— START Listed records —

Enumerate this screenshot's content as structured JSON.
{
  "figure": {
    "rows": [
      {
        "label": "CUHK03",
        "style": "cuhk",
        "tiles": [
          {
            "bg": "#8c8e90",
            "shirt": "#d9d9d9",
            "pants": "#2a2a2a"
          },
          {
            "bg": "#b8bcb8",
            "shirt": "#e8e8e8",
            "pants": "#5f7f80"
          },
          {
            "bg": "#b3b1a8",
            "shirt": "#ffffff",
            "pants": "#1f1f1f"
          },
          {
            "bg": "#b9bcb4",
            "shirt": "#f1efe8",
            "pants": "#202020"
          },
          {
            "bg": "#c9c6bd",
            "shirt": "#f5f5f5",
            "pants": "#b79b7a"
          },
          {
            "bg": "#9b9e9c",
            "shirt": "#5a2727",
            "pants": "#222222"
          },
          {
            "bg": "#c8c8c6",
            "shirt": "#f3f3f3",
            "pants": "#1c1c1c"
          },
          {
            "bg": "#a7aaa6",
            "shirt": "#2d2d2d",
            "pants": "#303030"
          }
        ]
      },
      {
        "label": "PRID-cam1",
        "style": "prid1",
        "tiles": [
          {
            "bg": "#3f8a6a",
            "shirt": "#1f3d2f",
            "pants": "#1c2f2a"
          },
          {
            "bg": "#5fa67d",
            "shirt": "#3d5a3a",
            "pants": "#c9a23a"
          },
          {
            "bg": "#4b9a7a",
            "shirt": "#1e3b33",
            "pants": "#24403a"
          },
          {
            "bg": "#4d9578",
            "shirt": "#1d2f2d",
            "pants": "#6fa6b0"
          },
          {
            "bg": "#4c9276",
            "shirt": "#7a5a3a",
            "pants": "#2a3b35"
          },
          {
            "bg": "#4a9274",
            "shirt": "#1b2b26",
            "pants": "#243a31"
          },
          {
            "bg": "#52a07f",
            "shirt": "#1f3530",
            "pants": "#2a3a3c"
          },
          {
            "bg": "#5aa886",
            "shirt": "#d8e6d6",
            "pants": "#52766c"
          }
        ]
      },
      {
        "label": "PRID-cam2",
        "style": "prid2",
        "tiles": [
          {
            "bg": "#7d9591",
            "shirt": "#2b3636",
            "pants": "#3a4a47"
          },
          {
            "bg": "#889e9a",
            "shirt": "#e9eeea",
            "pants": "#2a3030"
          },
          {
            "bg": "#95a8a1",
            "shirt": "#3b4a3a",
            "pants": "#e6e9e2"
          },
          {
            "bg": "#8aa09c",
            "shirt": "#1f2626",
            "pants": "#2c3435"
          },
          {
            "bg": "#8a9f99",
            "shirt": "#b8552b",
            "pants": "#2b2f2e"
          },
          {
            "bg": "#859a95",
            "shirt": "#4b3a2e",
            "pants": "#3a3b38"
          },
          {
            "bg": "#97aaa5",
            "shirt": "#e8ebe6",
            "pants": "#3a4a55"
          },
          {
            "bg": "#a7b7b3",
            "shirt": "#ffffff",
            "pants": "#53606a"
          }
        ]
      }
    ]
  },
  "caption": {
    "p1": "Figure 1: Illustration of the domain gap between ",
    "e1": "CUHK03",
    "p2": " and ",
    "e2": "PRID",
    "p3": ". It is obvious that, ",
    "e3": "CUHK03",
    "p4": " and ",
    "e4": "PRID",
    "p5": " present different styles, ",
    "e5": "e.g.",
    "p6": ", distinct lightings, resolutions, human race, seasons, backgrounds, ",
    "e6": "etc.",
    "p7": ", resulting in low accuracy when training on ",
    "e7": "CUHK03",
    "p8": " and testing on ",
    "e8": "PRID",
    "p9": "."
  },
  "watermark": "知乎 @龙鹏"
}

— END Listed records —

Goal:
Copy every line verbatim.

Response below:
Enumerate this screenshot's content as structured JSON.
{
  "figure": {
    "rows": [
      {
        "label": "CUHK03",
        "style": "cuhk",
        "tiles": [
          {
            "bg": "#8c8e90",
            "shirt": "#d9d9d9",
            "pants": "#2a2a2a"
          },
          {
            "bg": "#b8bcb8",
            "shirt": "#e8e8e8",
            "pants": "#5f7f80"
          },
          {
            "bg": "#b3b1a8",
            "shirt": "#ffffff",
            "pants": "#1f1f1f"
          },
          {
            "bg": "#b9bcb4",
            "shirt": "#f1efe8",
            "pants": "#202020"
          },
          {
            "bg": "#c9c6bd",
            "shirt": "#f5f5f5",
            "pants": "#b79b7a"
          },
          {
            "bg": "#9b9e9c",
            "shirt": "#5a2727",
            "pants": "#222222"
          },
          {
            "bg": "#c8c8c6",
            "shirt": "#f3f3f3",
            "pants": "#1c1c1c"
          },
          {
            "bg": "#a7aaa6",
            "shirt": "#2d2d2d",
            "pants": "#303030"
          }
        ]
      },
      {
        "label": "PRID-cam1",
        "style": "prid1",
        "tiles": [
          {
            "bg": "#3f8a6a",
            "shirt": "#1f3d2f",
            "pants": "#1c2f2a"
          },
          {
            "bg": "#5fa67d",
            "shirt": "#3d5a3a",
            "pants": "#c9a23a"
          },
          {
            "bg": "#4b9a7a",
            "shirt": "#1e3b33",
            "pants": "#24403a"
          },
          {
            "bg": "#4d9578",
            "shirt": "#1d2f2d",
            "pants": "#6fa6b0"
          },
          {
            "bg": "#4c9276",
            "shirt": "#7a5a3a",
            "pants": "#2a3b35"
          },
          {
            "bg": "#4a9274",
            "shirt": "#1b2b26",
            "pants": "#243a31"
          },
          {
            "bg": "#52a07f",
            "shirt": "#1f3530",
            "pants": "#2a3a3c"
          },
          {
            "bg": "#5aa886",
            "shirt": "#d8e6d6",
            "pants": "#52766c"
          }
        ]
      },
      {
        "label": "PRID-cam2",
        "style": "prid2",
        "tiles": [
          {
            "bg": "#7d9591",
            "shirt": "#2b3636",
            "pants": "#3a4a47"
          },
          {
            "bg": "#889e9a",
            "shirt": "#e9eeea",
            "pants": "#2a3030"
          },
          {
            "bg": "#95a8a1",
            "shirt": "#3b4a3a",
            "pants": "#e6e9e2"
          },
          {
            "bg": "#8aa09c",
            "shirt": "#1f2626",
            "pants": "#2c3435"
          },
          {
            "bg": "#8a9f99",
            "shirt": "#b8552b",
            "pants": "#2b2f2e"
          },
          {
            "bg": "#859a95",
            "shirt": "#4b3a2e",
            "pants": "#3a3b38"
          },
          {
            "bg": "#97aaa5",
            "shirt": "#e8ebe6",
            "pants": "#3a4a55"
          },
          {
            "bg": "#a7b7b3",
            "shirt": "#ffffff",
            "pants": "#53606a"
          }
        ]
      }
    ]
  },
  "caption": {
    "p1": "Figure 1: Illustration of the domain gap between ",
    "e1": "CUHK03",
    "p2": " and ",
    "e2": "PRID",
    "p3": ". It is obvious that, ",
    "e3": "CUHK03",
    "p4": " and ",
    "e4": "PRID",
    "p5": " present different styles, ",
    "e5": "e.g.",
    "p6": ", distinct lightings, resolutions, human race, seasons, backgrounds, ",
    "e6": "etc.",
    "p7": ", resulting in low accuracy when training on ",
    "e7": "CUHK03",
    "p8": " and testing on ",
    "e8": "PRID",
    "p9": "."
  },
  "watermark": "知乎 @龙鹏"
}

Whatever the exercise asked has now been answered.